WHAT THE TASK ASKS:
Collect each line containing "DGPS".

DATA SHOWN:
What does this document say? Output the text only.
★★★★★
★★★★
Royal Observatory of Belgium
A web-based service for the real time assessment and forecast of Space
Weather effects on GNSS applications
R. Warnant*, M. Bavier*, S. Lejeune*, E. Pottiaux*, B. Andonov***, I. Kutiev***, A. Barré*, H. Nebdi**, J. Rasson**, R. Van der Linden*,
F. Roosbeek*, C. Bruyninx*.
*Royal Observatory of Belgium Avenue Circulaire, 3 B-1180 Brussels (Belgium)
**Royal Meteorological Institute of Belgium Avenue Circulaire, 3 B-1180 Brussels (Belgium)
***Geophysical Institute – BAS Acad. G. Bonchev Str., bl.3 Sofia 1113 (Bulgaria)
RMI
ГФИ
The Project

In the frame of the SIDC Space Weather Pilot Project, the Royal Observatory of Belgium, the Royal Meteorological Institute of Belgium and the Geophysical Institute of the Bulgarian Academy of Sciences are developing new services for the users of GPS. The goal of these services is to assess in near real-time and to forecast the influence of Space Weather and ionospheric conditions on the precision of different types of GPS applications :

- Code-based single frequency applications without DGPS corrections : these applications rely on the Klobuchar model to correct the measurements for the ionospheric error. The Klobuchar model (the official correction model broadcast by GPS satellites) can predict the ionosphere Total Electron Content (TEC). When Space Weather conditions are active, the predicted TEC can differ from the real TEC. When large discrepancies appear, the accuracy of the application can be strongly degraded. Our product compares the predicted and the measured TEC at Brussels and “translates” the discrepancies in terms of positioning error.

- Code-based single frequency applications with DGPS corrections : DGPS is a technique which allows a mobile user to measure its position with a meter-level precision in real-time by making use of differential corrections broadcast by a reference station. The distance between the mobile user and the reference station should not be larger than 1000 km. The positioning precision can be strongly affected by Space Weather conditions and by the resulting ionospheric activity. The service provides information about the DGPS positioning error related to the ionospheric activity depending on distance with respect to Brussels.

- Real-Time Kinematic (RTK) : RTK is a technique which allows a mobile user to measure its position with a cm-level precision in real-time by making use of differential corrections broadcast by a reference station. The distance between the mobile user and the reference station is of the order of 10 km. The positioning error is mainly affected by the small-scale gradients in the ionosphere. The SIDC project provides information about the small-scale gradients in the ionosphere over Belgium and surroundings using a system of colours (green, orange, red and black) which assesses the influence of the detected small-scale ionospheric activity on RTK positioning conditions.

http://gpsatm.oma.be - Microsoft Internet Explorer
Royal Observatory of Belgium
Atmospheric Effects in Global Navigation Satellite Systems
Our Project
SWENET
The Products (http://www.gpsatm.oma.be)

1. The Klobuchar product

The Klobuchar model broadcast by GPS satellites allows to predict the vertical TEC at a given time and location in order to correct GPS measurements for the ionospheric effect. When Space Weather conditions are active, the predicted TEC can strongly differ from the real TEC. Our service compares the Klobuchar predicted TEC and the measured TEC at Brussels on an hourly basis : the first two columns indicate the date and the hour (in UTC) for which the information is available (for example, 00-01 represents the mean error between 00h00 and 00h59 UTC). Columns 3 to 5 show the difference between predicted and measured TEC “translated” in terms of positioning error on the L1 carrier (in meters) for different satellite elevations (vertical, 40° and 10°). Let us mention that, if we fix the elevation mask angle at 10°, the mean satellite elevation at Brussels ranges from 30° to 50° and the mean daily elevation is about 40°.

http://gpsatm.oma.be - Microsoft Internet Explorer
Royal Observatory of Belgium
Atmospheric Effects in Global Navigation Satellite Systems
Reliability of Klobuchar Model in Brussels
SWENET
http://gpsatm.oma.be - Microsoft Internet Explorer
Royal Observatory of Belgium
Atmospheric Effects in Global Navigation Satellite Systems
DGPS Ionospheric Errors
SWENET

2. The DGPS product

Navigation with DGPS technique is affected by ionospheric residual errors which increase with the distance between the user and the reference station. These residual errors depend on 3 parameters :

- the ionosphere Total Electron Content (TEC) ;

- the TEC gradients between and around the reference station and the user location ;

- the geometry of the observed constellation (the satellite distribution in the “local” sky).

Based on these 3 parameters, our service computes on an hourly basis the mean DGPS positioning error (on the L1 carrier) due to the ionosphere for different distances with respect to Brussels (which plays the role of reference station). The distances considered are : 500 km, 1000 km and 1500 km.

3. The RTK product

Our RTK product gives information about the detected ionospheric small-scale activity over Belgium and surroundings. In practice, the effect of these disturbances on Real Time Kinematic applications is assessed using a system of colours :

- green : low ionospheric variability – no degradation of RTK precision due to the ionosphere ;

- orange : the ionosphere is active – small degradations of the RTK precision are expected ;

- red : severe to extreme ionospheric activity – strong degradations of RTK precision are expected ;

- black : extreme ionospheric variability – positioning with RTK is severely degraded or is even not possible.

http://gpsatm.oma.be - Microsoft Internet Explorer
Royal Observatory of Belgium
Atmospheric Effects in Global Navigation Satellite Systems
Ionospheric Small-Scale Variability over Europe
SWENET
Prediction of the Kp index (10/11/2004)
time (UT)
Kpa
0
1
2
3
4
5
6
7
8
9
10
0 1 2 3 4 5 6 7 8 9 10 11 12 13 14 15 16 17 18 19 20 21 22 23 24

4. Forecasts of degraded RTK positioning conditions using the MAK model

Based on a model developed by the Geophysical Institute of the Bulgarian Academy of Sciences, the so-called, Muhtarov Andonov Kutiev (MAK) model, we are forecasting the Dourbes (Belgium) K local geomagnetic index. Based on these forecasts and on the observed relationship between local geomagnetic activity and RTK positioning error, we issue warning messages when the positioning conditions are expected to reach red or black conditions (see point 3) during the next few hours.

---

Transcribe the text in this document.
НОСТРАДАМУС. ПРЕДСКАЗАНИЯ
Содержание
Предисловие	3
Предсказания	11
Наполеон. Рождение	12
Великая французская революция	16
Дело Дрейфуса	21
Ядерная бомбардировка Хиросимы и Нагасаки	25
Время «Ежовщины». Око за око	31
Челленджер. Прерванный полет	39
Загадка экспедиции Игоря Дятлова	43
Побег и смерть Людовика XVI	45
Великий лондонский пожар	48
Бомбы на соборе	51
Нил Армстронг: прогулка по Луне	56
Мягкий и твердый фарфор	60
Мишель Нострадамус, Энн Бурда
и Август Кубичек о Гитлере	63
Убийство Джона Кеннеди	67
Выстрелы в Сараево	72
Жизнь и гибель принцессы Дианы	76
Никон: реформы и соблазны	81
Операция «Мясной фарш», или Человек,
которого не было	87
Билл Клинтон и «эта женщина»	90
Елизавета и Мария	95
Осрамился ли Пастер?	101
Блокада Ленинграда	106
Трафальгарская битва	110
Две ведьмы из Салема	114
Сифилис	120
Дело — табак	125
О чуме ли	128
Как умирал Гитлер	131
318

OUTPUT OF THE EXERCISE:
- Code-based single frequency applications without DGPS corrections : these applications rely on the Klobuchar model to correct the measurements for the ionospheric error. The Klobuchar model (the official correction model broadcast by GPS satellites) can predict the ionosphere Total Electron Content (TEC). When Space Weather conditions are active, the predicted TEC can differ from the real TEC. When large discrepancies appear, the accuracy of the application can be strongly degraded. Our product compares the predicted and the measured TEC at Brussels and “translates” the discrepancies in terms of positioning error.
- Code-based single frequency applications with DGPS corrections : DGPS is a technique which allows a mobile user to measure its position with a meter-level precision in real-time by making use of differential corrections broadcast by a reference station. The distance between the mobile user and the reference station should not be larger than 1000 km. The positioning precision can be strongly affected by Space Weather conditions and by the resulting ionospheric activity. The service provides information about the DGPS positioning error related to the ionospheric activity depending on distance with respect to Brussels.
DGPS Ionospheric Errors
2. The DGPS product
Navigation with DGPS technique is affected by ionospheric residual errors which increase with the distance between the user and the reference station. These residual errors depend on 3 parameters :
Based on these 3 parameters, our service computes on an hourly basis the mean DGPS positioning error (on the L1 carrier) due to the ionosphere for different distances with respect to Brussels (which plays the role of reference station). The distances considered are : 500 km, 1000 km and 1500 km.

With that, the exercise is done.